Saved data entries
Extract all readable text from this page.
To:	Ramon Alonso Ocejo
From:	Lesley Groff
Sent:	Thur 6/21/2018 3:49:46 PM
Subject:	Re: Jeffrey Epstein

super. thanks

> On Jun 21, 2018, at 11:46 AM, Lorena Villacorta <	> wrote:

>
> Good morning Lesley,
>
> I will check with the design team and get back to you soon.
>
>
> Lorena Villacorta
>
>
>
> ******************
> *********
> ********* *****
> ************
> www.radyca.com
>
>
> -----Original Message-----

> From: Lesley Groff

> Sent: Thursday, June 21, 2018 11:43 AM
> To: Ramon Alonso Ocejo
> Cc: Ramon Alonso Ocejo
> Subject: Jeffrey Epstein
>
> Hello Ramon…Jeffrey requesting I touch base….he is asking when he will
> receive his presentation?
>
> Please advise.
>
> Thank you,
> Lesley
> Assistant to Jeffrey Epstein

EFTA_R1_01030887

Given request -
Every entry should be printed again exactly as written.

Response to this task -
Extract all readable text from this page.
To:	Ramon Alonso Ocejo
From:	Lesley Groff
Sent:	Thur 6/21/2018 3:49:46 PM
Subject:	Re: Jeffrey Epstein

super. thanks

> On Jun 21, 2018, at 11:46 AM, Lorena Villacorta <	> wrote:

>
> Good morning Lesley,
>
> I will check with the design team and get back to you soon.
>
>
> Lorena Villacorta
>
>
>
> ******************
> *********
> ********* *****
> ************
> www.radyca.com
>
>
> -----Original Message-----

> From: Lesley Groff

> Sent: Thursday, June 21, 2018 11:43 AM
> To: Ramon Alonso Ocejo
> Cc: Ramon Alonso Ocejo
> Subject: Jeffrey Epstein
>
> Hello Ramon…Jeffrey requesting I touch base….he is asking when he will
> receive his presentation?
>
> Please advise.
>
> Thank you,
> Lesley
> Assistant to Jeffrey Epstein

EFTA_R1_01030887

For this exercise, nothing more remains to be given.